**Consegna 1:**
Secondo il brano sulla disciplina di guerra e sulle circolari del generale Cadorna, in quale data fu eseguita la condanna a morte del giovane di 23 anni?
**Consegna 2:**
Scriva il seguito del brano sulla disciplina di guerra e sulle circolari del generale Cadorna, a partire dalla sua ultima frase.

**Brano del documento:**
◇ ◇ ◇ ◇

La disciplina di guerra è richiamata dalla circolare del 24 Maggio 1915, la numero 1 del generale Cadorna. Essa invoca “estreme misure di coercizione e di repressione” e di “inesorabile severità verso gli infingardi, i riottosi e i pusillanimi” perché “distruggere sul nascere i germi dell’indisciplina, scongiura mali peggiori e talvolta irreparabili” …

Qualora si volesse vedere in queste parole una visione “etica”, ammesso che una parola così aulica si addica, occorre sapere che i nostri reparti non erano preparati alla guerra industrializzata; nella testa dei nostri ufficiali era stata inculcata la vecchia visione ottocentesca dello scontro eroico prescindendo da novità che si riveleranno sconvolgenti come le mitragliatrici e il filo spinato.
E infatti dopo pochi mesi l’atteggiamento delle truppe sarà già molto diverso.

“La prima esecuzione capitale” (autolesionismo)
Un giovane di 23 anni in servizio presso Passo Cirelle si era già procurato una ferita con lesioni gravi alle dita della mano destra. Medicato venne rimandato in linea. In Agosto, di vedetta, si sparò un nuovo colpo sopra la precedente ferita, impedendosi definitivamente il servizio militare. Il comando della IX armata lo arrestò e processò condannandolo alla pena di morte secondo il codice militare di guerra. La sentenza venne eseguita il 20 settembre del 1915 con un plotone d’esecuzione comandato dal tenete Arturo Andreoletti.

Il giovane si chiamava Angelo De Battista e fin dalla fase istruttoria del processo rese dettagliata confessione. Egli era nato in Germania, figlio di immigrati italiani e, riporta la sentenza, “aveva perfino osato affermare, in presenza dei suoi compagni, di non avere nessun dovere verso l’Italia.

La vicenda ebbe ampio riscontro tra le truppe e non si può escludere un intento esemplare nell’eseguire tale sentenza che invece sarà la prima di una lunga serie. Un apposito manifesto con un sunto della sentenza venne redatto e diffuso tra le truppe.

Il 28 Settembre 1915 il generale Cadorna emise una circolare “a larga diffusione” particolarmente retorica la quale, evidentemente, risponde ad un nuovo impulso propagandistico motivato dalla preoccupazione che tali pratiche si diffondano. In essa si leggono frasi che definiscono i superiori del soldato come fratelli e padri, fratelli e padri che però hanno il dovere di “passare immediatamente per le armi i recalcitranti e i vigliacchi”.

In faccia al nemico, scrive Cadorna, vi è una sola via: quella dell’onore, e anche colui il quale tentasse “ignominiosamente” di arrendersi o retrocedere ebbene costui sarà raggiunto “prima che si infami” dalla giustizia sommaria del piombo. Quello dei carabinieri qualora non quello dell’ufficiale.



In pratica in questo documento si sancisce il concetto di giustizia sommaria, ovvero quella che viene eseguita immediatamente sul campo di battaglia. Mentre si precisa che per coloro che dovessero sfuggire a tale “salutare” forma di giustizia subentrerà INESORABILE, ESEMPLARE, IMMEDIATA quella dei tribunali militari “.

◇ ◇ ◇ ◇

**Dati archiviati:**
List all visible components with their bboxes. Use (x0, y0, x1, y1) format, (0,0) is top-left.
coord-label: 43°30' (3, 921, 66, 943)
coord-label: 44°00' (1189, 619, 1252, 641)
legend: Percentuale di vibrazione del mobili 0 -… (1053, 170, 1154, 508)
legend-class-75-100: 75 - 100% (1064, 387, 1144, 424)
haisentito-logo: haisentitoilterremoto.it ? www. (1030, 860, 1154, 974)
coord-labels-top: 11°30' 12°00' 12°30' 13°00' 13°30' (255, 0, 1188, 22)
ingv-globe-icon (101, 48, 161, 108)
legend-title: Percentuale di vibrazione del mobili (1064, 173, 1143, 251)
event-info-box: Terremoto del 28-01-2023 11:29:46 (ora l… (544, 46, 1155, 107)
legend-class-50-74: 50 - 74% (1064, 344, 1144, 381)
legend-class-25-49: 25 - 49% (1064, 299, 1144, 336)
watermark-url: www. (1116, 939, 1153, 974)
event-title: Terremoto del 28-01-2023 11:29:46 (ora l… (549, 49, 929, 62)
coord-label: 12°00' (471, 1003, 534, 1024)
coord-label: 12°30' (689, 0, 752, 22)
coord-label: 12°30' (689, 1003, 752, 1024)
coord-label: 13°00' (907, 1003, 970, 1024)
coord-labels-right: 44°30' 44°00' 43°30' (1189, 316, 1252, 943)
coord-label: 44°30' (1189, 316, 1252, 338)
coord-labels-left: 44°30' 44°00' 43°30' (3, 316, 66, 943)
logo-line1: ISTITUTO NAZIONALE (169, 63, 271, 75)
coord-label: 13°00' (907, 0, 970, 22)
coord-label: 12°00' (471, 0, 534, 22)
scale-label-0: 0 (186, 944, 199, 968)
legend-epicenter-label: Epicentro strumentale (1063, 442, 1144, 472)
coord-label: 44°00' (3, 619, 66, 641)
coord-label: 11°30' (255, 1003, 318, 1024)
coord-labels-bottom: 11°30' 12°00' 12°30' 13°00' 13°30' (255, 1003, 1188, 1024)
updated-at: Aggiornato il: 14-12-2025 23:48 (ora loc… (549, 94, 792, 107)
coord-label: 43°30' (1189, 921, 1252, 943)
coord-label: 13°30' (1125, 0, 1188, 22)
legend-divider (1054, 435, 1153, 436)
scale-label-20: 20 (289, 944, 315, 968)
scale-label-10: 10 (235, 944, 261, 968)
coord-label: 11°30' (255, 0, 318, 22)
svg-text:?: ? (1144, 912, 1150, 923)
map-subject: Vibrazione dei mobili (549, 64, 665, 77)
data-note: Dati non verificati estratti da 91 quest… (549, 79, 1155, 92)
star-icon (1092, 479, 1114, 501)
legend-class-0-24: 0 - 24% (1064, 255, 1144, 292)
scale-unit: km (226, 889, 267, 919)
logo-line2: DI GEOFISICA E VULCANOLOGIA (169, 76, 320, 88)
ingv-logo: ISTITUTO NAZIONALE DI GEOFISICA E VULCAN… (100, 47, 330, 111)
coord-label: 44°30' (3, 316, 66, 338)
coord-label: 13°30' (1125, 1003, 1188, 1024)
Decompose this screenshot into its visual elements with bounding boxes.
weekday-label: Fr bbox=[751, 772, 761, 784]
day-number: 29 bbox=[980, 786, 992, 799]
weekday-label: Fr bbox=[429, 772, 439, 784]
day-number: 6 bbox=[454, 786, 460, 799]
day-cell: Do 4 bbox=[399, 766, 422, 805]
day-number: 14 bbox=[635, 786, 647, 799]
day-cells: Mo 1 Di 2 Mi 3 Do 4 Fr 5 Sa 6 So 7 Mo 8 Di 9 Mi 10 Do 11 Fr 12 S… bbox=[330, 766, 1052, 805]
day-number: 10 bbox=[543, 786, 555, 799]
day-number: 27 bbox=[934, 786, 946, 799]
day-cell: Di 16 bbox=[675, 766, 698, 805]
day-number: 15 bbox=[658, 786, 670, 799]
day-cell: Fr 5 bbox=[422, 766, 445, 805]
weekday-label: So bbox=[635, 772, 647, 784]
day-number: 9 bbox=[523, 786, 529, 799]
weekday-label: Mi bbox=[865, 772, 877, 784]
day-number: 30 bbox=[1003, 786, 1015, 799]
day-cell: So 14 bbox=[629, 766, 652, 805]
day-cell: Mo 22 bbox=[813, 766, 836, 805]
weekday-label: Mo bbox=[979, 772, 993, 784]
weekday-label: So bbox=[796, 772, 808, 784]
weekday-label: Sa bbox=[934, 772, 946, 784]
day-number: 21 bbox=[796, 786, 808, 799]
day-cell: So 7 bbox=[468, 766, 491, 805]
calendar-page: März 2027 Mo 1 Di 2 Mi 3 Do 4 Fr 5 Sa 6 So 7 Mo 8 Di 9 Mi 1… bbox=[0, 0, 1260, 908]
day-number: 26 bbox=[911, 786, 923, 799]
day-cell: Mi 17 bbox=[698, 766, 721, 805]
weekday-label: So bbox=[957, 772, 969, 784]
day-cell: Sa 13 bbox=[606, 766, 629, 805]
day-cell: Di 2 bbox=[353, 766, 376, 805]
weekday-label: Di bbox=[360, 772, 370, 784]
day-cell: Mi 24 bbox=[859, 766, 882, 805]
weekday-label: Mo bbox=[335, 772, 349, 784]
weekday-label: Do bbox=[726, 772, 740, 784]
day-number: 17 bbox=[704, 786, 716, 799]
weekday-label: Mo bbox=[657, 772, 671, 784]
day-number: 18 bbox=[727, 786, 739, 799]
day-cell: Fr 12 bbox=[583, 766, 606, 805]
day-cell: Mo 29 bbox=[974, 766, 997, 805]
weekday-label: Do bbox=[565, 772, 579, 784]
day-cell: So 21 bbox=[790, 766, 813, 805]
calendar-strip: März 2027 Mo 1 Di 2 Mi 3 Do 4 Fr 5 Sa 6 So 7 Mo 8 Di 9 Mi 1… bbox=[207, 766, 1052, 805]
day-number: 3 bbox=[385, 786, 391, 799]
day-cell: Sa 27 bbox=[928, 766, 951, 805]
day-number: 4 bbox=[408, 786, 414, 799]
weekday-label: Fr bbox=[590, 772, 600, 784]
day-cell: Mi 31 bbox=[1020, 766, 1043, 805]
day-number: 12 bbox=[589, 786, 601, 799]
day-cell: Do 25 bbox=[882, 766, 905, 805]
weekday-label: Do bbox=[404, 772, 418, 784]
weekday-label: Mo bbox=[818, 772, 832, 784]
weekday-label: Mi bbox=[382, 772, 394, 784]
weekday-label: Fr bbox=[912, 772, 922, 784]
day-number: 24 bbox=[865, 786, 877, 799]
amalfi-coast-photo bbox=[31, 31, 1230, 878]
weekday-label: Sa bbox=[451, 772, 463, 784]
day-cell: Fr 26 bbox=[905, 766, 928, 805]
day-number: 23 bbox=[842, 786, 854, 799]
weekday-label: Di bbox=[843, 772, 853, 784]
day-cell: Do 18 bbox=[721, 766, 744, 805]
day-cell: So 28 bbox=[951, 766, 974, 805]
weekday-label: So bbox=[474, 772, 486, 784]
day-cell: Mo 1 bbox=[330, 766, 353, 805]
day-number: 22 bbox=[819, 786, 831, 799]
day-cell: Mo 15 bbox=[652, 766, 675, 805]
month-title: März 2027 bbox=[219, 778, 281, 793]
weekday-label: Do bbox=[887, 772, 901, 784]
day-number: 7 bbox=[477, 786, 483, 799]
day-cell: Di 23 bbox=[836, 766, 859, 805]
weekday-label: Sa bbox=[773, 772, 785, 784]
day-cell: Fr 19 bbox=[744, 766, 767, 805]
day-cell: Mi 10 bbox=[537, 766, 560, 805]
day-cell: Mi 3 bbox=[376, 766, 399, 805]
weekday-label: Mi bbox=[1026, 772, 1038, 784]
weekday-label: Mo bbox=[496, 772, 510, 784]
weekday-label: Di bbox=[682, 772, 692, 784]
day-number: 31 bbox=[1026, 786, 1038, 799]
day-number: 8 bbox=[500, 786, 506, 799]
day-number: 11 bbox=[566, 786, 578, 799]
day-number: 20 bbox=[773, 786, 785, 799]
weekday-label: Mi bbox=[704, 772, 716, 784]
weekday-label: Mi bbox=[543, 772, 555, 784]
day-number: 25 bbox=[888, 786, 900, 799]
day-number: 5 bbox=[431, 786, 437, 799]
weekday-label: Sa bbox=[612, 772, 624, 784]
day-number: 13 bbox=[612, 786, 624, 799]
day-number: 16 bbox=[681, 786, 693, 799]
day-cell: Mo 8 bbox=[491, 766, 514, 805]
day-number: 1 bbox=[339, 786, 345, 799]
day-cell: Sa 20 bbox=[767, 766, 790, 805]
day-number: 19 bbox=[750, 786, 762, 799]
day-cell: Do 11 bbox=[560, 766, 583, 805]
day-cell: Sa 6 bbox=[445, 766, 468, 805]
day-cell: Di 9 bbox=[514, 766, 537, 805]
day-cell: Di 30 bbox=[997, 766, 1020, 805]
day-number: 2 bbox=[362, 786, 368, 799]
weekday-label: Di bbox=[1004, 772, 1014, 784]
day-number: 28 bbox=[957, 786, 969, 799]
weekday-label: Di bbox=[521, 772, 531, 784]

◇ ◇ ◇ ◇

**Risposta 1:**
Il 20 settembre 1915.

**Risposta 2:**
Infine tale concezione di giustizialismo retorico ed assassino raggiunge il massimo laddove la circolare recita che:” Anche per chi vigliaccamente arrendendosi riuscisse a cader vivo nelle mani del nemico, seguirà immediato processo in contumacia E LA PENA DI MORTE AVRA’ ESECUZIONE A GUERRA FINITA.”








Il Presidente della Repubblica, Sergio Mattarella, in una messaggio al museo della Guerra del 4 Aprile u.s. ha ricordato che la memoria per le sofferenze e i sacrifici dei soldati "non consente di lasciare in ombra alcune pagine tristi e poco conosciute di quegli anni di guerra. Pagine che riguardano anche il funzionamento dei tribunali militari e la cosiddetta "giustizia sommaria".

Spero che il messaggio sia giunto nel cuore dei sindaci e delle associazioni d'arma. 
E' un segnale che ci dice di abbandonare defiitivamente la retorica e rivalutare le vittime di quella visione criminale che portò a 4.028 condanne.

giovedì 14 maggio 2015

WW1 - Interventismo interessato, dignità fatta di vuoto











Il 14 Maggio 1915, cento anni fa, si tenne a Milano una imponente manifestazione interventista in Piazza Duomo. Il paese era stato per mesi lacerato tra neutralisti e interventisti e il successo di manifestazioni come quella dimostravano che ormai era definitivamente prevalso nel Paese il sentimento favorevole alla guerra. La campagna propagandistica finanziata segretamente da Francia, Russia e soprattutto Inghilterra aveva funzionato. I vari D’Annunzio, i Futuristi ecc. avevano convinto i giovani studenti e varie fasce della popolazione nonostante il nuovo Papa, Benedetto XV, avesse fermamente condannata la guerra fin dal Settembre 1914 con la sua prima enciclica.


L’Italia in realtà aveva già firmato il patto di Londra che prevedeva i termini di spartizione a fine conflitto delle conquiste. Quindi la mobilitazione interventista serviva solo a creare un clima artefatto per indurre le famiglie a sopportare il sacrificio di vite umane che si prevedeva. Ma l’ubriacatura durò poco perché già a Natale, quando molti soldati non tornarono in licenza per le feste e quelli che tornarono raccontarono la verità, gli italiani si resero conto della vera situazione.




Qui a Valdagno la propaganda interventista era stata portata il 25 Marzo da Cesare Battisti su invito della Associazione Trento e Trieste, sezione locale.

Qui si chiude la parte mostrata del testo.